Work to be completed: Check each line of the data below for the word "vraies", then extract the ones that have it.

[Data records]
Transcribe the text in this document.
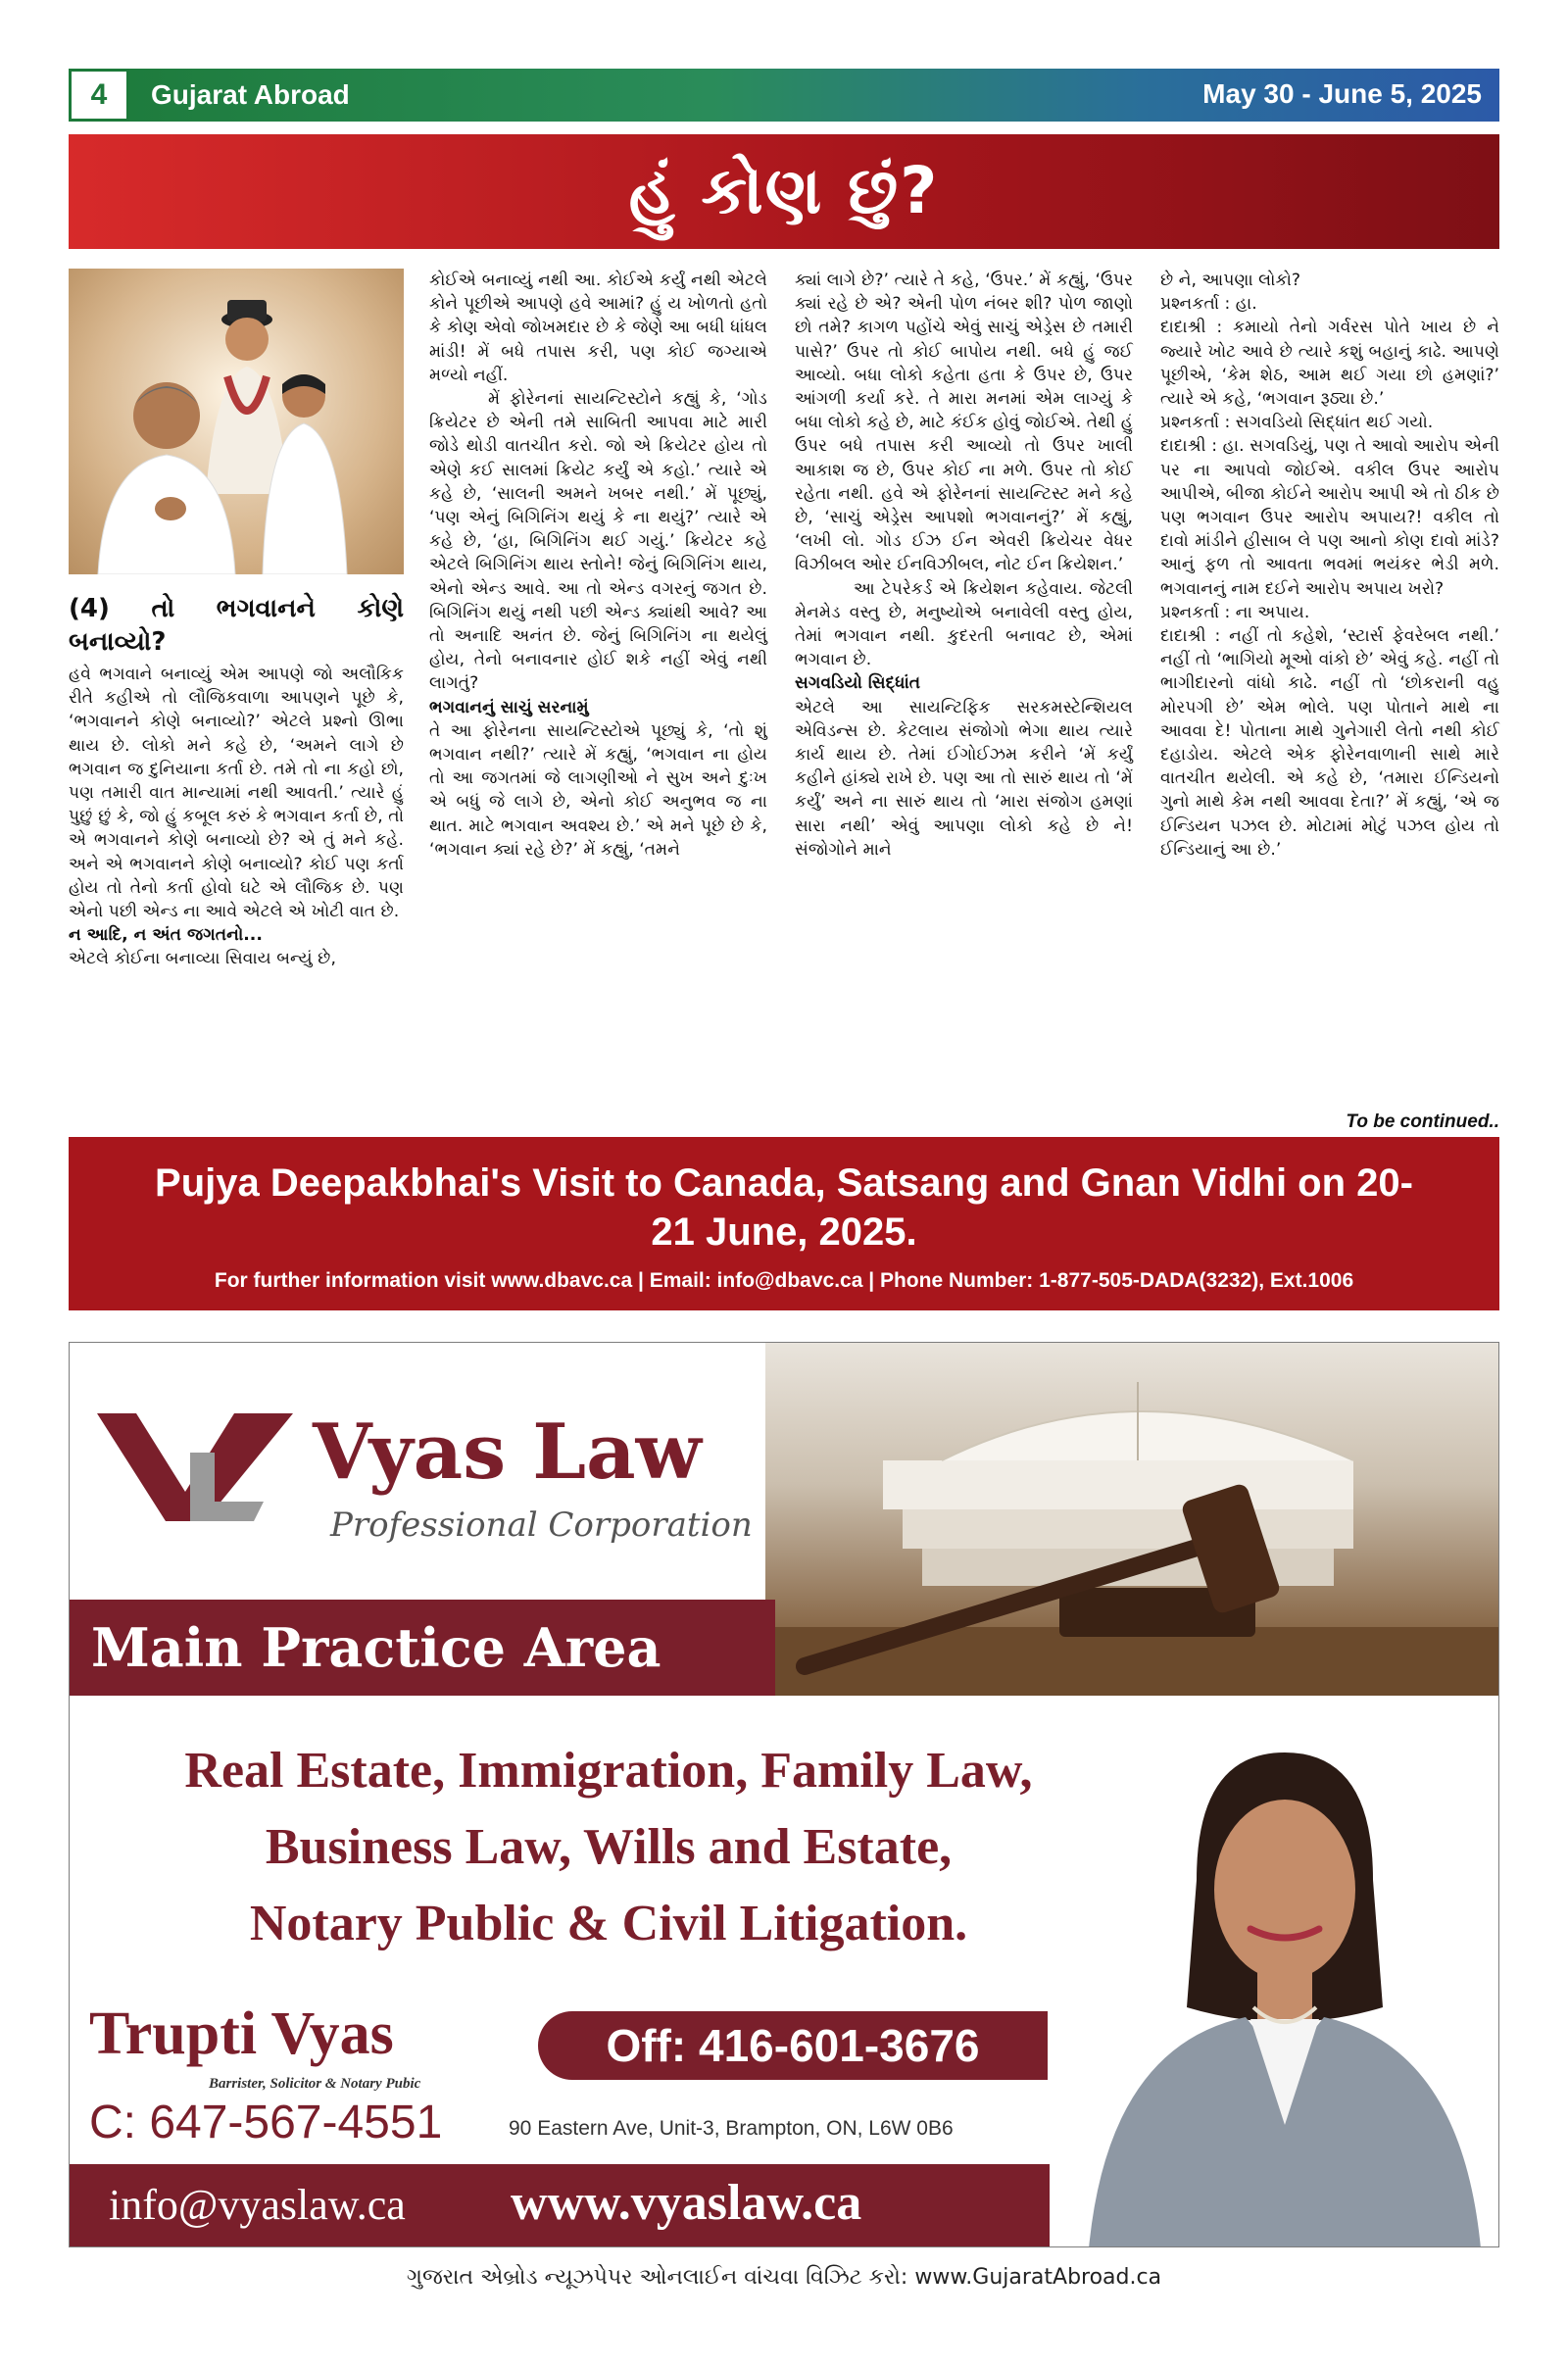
4	Gujarat Abroad	May 30 - June 5, 2025
હું કોણ છું?
(4) તો ભગવાનને કોણે બનાવ્યો?

હવે ભગવાને બનાવ્યું એમ આપણે જો અલૌકિક રીતે કહીએ તો લૌજિકવાળા આપણને પૂછે કે, ‘ભગવાનને કોણે બનાવ્યો?’ એટલે પ્રશ્નો ઊભા થાય છે. લોકો મને કહે છે, ‘અમને લાગે છે ભગવાન જ દુનિયાના કર્તા છે. તમે તો ના કહો છો, પણ તમારી વાત માન્યામાં નથી આવતી.’ ત્યારે હું પુછું છું કે, જો હું કબૂલ કરું કે ભગવાન કર્તા છે, તો એ ભગવાનને કોણે બનાવ્યો છે? એ તું મને કહે. અને એ ભગવાનને કોણે બનાવ્યો? કોઈ પણ કર્તા હોય તો તેનો કર્તા હોવો ઘટે એ લૌજિક છે. પણ એનો પછી એન્ડ ના આવે એટલે એ ખોટી વાત છે.

ન આદિ, ન અંત જગતનો...

એટલે કોઈના બનાવ્યા સિવાય બન્યું છે,

કોઈએ બનાવ્યું નથી આ. કોઈએ કર્યું નથી એટલે કોને પૂછીએ આપણે હવે આમાં? હું ય ખોળતો હતો કે કોણ એવો જોખમદાર છે કે જેણે આ બધી ધાંધલ માંડી! મેં બધે તપાસ કરી, પણ કોઈ જગ્યાએ મળ્યો નહીં.

મેં ફોરેનનાં સાયન્ટિસ્ટોને કહ્યું કે, ‘ગોડ ક્રિયેટર છે એની તમે સાબિતી આપવા માટે મારી જોડે થોડી વાતચીત કરો. જો એ ક્રિયેટર હોય તો એણે કઈ સાલમાં ક્રિયેટ કર્યું એ કહો.’ ત્યારે એ કહે છે, ‘સાલની અમને ખબર નથી.’ મેં પૂછ્યું, ‘પણ એનું બિગિનિંગ થયું કે ના થયું?’ ત્યારે એ કહે છે, ‘હા, બિગિનિંગ થઈ ગયું.’ ક્રિયેટર કહે એટલે બિગિનિંગ થાય સ્તોને! જેનું બિગિનિંગ થાય, એનો એન્ડ આવે. આ તો એન્ડ વગરનું જગત છે. બિગિનિંગ થયું નથી પછી એન્ડ ક્યાંથી આવે? આ તો અનાદિ અનંત છે. જેનું બિગિનિંગ ના થયેલું હોય, તેનો બનાવનાર હોઈ શકે નહીં એવું નથી લાગતું?

ભગવાનનું સાચું સરનામું

તે આ ફોરેનના સાયન્ટિસ્ટોએ પૂછ્યું કે, ‘તો શું ભગવાન નથી?’ ત્યારે મેં કહ્યું, ‘ભગવાન ના હોય તો આ જગતમાં જે લાગણીઓ ને સુખ અને દુઃખ એ બધું જે લાગે છે, એનો કોઈ અનુભવ જ ના થાત. માટે ભગવાન અવશ્ય છે.’ એ મને પૂછે છે કે, ‘ભગવાન ક્યાં રહે છે?’ મેં કહ્યું, ‘તમને

ક્યાં લાગે છે?’ ત્યારે તે કહે, ‘ઉપર.’ મેં કહ્યું, ‘ઉપર ક્યાં રહે છે એ? એની પોળ નંબર શી? પોળ જાણો છો તમે? કાગળ પહોંચે એવું સાચું એડ્રેસ છે તમારી પાસે?’ ઉપર તો કોઈ બાપોય નથી. બધે હું જઈ આવ્યો. બધા લોકો કહેતા હતા કે ઉપર છે, ઉપર આંગળી કર્યા કરે. તે મારા મનમાં એમ લાગ્યું કે બધા લોકો કહે છે, માટે કંઈક હોવું જોઈએ. તેથી હું ઉપર બધે તપાસ કરી આવ્યો તો ઉપર ખાલી આકાશ જ છે, ઉપર કોઈ ના મળે. ઉપર તો કોઈ રહેતા નથી. હવે એ ફોરેનનાં સાયન્ટિસ્ટ મને કહે છે, ‘સાચું એડ્રેસ આપશો ભગવાનનું?’ મેં કહ્યું, ‘લખી લો. ગોડ ઈઝ ઈન એવરી ક્રિયેચર વેધર વિઝીબલ ઓર ઈનવિઝીબલ, નોટ ઈન ક્રિયેશન.’

આ ટેપરેકર્ડ એ ક્રિયેશન કહેવાય. જેટલી મેનમેડ વસ્તુ છે, મનુષ્યોએ બનાવેલી વસ્તુ હોય, તેમાં ભગવાન નથી. કુદરતી બનાવટ છે, એમાં ભગવાન છે.

સગવડિયો સિદ્ધાંત

એટલે આ સાયન્ટિફિક સરકમસ્ટેન્શિયલ એવિડન્સ છે. કેટલાય સંજોગો ભેગા થાય ત્યારે કાર્ય થાય છે. તેમાં ઈગોઈઝમ કરીને ‘મેં કર્યું કહીને હાંક્યે રાખે છે. પણ આ તો સારું થાય તો ‘મેં કર્યું’ અને ના સારું થાય તો ‘મારા સંજોગ હમણાં સારા નથી’ એવું આપણા લોકો કહે છે ને! સંજોગોને માને

છે ને, આપણા લોકો?

પ્રશ્નકર્તા : હા.

દાદાશ્રી : કમાયો તેનો ગર્વરસ પોતે ખાય છે ને જ્યારે ખોટ આવે છે ત્યારે કશું બહાનું કાઢે. આપણે પૂછીએ, ‘કેમ શેઠ, આમ થઈ ગયા છો હમણાં?’ ત્યારે એ કહે, ‘ભગવાન રૂઠ્યા છે.’

પ્રશ્નકર્તા : સગવડિયો સિદ્ધાંત થઈ ગયો.

દાદાશ્રી : હા. સગવડિયું, પણ તે આવો આરોપ એની પર ના આપવો જોઈએ. વકીલ ઉપર આરોપ આપીએ, બીજા કોઈને આરોપ આપી એ તો ઠીક છે પણ ભગવાન ઉપર આરોપ અપાય?! વકીલ તો દાવો માંડીને હીસાબ લે પણ આનો કોણ દાવો માંડે? આનું ફળ તો આવતા ભવમાં ભયંકર ભેડી મળે. ભગવાનનું નામ દઈને આરોપ અપાય ખરો?

પ્રશ્નકર્તા : ના અપાય.

દાદાશ્રી : નહીં તો કહેશે, ‘સ્ટાર્સ ફેવરેબલ નથી.’ નહીં તો ‘ભાગિયો મૂઓ વાંકો છે’ એવું કહે. નહીં તો ભાગીદારનો વાંધો કાઢે. નહીં તો ‘છોકરાની વહુ મોરપગી છે’ એમ ભોલે. પણ પોતાને માથે ના આવવા દે! પોતાના માથે ગુનેગારી લેતો નથી કોઈ દહાડોય. એટલે એક ફોરેનવાળાની સાથે મારે વાતચીત થયેલી. એ કહે છે, ‘તમારા ઈન્ડિયનો ગુનો માથે કેમ નથી આવવા દેતા?’ મેં કહ્યું, ‘એ જ ઈન્ડિયન પઝલ છે. મોટામાં મોટું પઝલ હોય તો ઈન્ડિયાનું આ છે.’

To be continued..
Pujya Deepakbhai's Visit to Canada, Satsang and Gnan Vidhi on 20-21 June, 2025.
For further information visit www.dbavc.ca | Email: info@dbavc.ca | Phone Number: 1-877-505-DADA(3232), Ext.1006
Vyas Law
Professional Corporation
Main Practice Area
Real Estate, Immigration, Family Law,
Business Law, Wills and Estate,
Notary Public & Civil Litigation.
Trupti Vyas
Barrister, Solicitor & Notary Pubic
Off: 416-601-3676
C: 647-567-4551	90 Eastern Ave, Unit-3, Brampton, ON, L6W 0B6
info@vyaslaw.ca www.vyaslaw.ca
ગુજરાત એબ્રોડ ન્યૂઝપેપર ઓનલાઈન વાંચવા વિઝિટ કરો: www.GujaratAbroad.ca
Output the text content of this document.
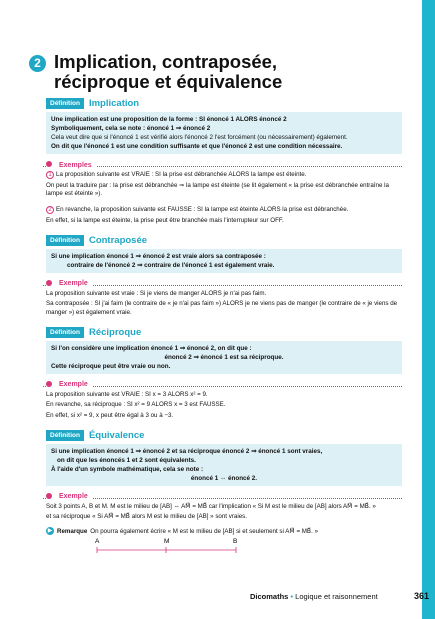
2 Implication, contraposée,
réciproque et équivalence
Définition Implication
Une implication est une proposition de la forme : SI énoncé 1 ALORS énoncé 2
Symboliquement, cela se note : énoncé 1 ⇒ énoncé 2
Cela veut dire que si l'énoncé 1 est vérifié alors l'énoncé 2 l'est forcément (ou nécessairement) également.
On dit que l'énoncé 1 est une condition suffisante et que l'énoncé 2 est une condition nécessaire.
Exemples
1 La proposition suivante est VRAIE : SI la prise est débranchée ALORS la lampe est éteinte.
On peut la traduire par : la prise est débranchée ⇒ la lampe est éteinte (se lit également « la prise est débranchée entraîne la lampe est éteinte »).
2 En revanche, la proposition suivante est FAUSSE : SI la lampe est éteinte ALORS la prise est débranchée.
En effet, si la lampe est éteinte, la prise peut être branchée mais l'interrupteur sur OFF.
Définition Contraposée
Si une implication énoncé 1 ⇒ énoncé 2 est vraie alors sa contraposée :
contraire de l'énoncé 2 ⇒ contraire de l'énoncé 1 est également vraie.
Exemple
La proposition suivante est vraie : Si je viens de manger ALORS je n'ai pas faim.
Sa contraposée : SI j'ai faim (le contraire de « je n'ai pas faim ») ALORS je ne viens pas de manger (le contraire de « je viens de manger ») est également vraie.
Définition Réciproque
Si l'on considère une implication énoncé 1 ⇒ énoncé 2, on dit que :
énoncé 2 ⇒ énoncé 1 est sa réciproque.
Cette réciproque peut être vraie ou non.
Exemple
La proposition suivante est VRAIE : SI x = 3 ALORS x² = 9.
En revanche, sa réciproque : SI x² = 9 ALORS x = 3 est FAUSSE.
En effet, si x² = 9, x peut être égal à 3 ou à −3.
Définition Équivalence
Si une implication énoncé 1 ⇒ énoncé 2 et sa réciproque énoncé 2 ⇒ énoncé 1 sont vraies,
on dit que les énoncés 1 et 2 sont équivalents.
À l'aide d'un symbole mathématique, cela se note :
énoncé 1 ⇔ énoncé 2.
Exemple
Soit 3 points A, B et M. M est le milieu de [AB] ⇔ AM⃗ = MB⃗ car l'implication « Si M est le milieu de [AB] alors AM⃗ = MB⃗. »
et sa réciproque « Si AM⃗ = MB⃗ alors M est le milieu de [AB] » sont vraies.
▶ Remarque On pourra également écrire « M est le milieu de [AB] si et seulement si AM⃗ = MB⃗. »
A	M	B
Dicomaths • Logique et raisonnement	361
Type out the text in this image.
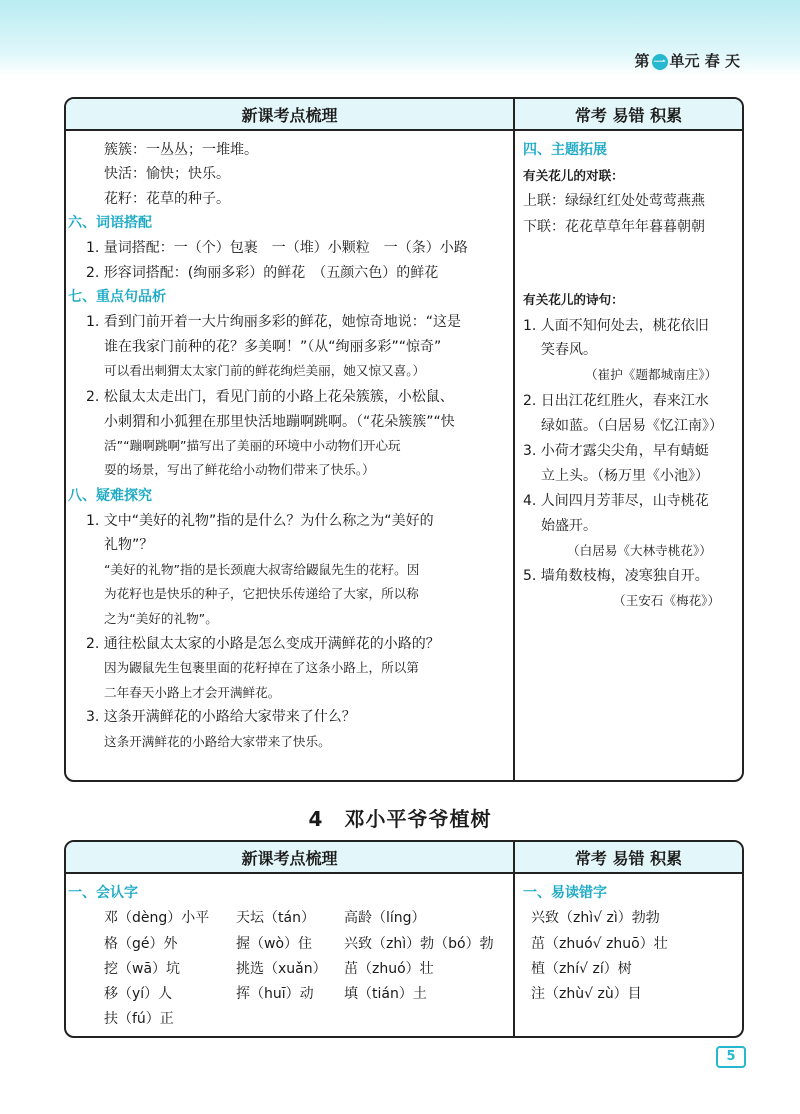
第 一 单元 春 天
新课考点梳理	常考 易错 积累
簇簇：一丛丛；一堆堆。
快活：愉快；快乐。
花籽：花草的种子。
六、词语搭配
1. 量词搭配：一（个）包裹　一（堆）小颗粒　一（条）小路
2. 形容词搭配：(绚丽多彩）的鲜花　（五颜六色）的鲜花
七、重点句品析
1. 看到门前开着一大片绚丽多彩的鲜花，她惊奇地说：“这是
谁在我家门前种的花？多美啊！”（从“绚丽多彩”“惊奇”
可以看出刺猬太太家门前的鲜花绚烂美丽，她又惊又喜。）
2. 松鼠太太走出门，看见门前的小路上花朵簇簇，小松鼠、
小刺猬和小狐狸在那里快活地蹦啊跳啊。（“花朵簇簇”“快
活”“蹦啊跳啊”描写出了美丽的环境中小动物们开心玩
耍的场景，写出了鲜花给小动物们带来了快乐。）
八、疑难探究
1. 文中“美好的礼物”指的是什么？为什么称之为“美好的
礼物”？
“美好的礼物”指的是长颈鹿大叔寄给鼹鼠先生的花籽。因
为花籽也是快乐的种子，它把快乐传递给了大家，所以称
之为“美好的礼物”。
2. 通往松鼠太太家的小路是怎么变成开满鲜花的小路的？
因为鼹鼠先生包裹里面的花籽掉在了这条小路上，所以第
二年春天小路上才会开满鲜花。
3. 这条开满鲜花的小路给大家带来了什么？
这条开满鲜花的小路给大家带来了快乐。
四、主题拓展
有关花儿的对联：
上联：绿绿红红处处莺莺燕燕
下联：花花草草年年暮暮朝朝
有关花儿的诗句：
1. 人面不知何处去，桃花依旧
笑春风。
（崔护《题都城南庄》）
2. 日出江花红胜火，春来江水
绿如蓝。（白居易《忆江南》）
3. 小荷才露尖尖角，早有蜻蜓
立上头。（杨万里《小池》）
4. 人间四月芳菲尽，山寺桃花
始盛开。
（白居易《大林寺桃花》）
5. 墙角数枝梅，凌寒独自开。
（王安石《梅花》）
4　邓小平爷爷植树
新课考点梳理	常考 易错 积累
一、会认字
邓（dèng）小平 天坛（tán） 高龄（líng）
格（gé）外	握（wò）住 兴致（zhì）勃（bó）勃
挖（wā）坑	挑选（xuǎn） 茁（zhuó）壮
移（yí）人	挥（huī）动 填（tián）土
扶（fú）正
一、易读错字
兴致（zhì√ zì）勃勃
茁（zhuó√ zhuō）壮
植（zhí√ zí）树
注（zhù√ zù）目
5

Task result:
Si une implication énoncé 1 ⇒ énoncé 2 et sa réciproque énoncé 2 ⇒ énoncé 1 sont vraies,
et sa réciproque « Si AM⃗ = MB⃗ alors M est le milieu de [AB] » sont vraies.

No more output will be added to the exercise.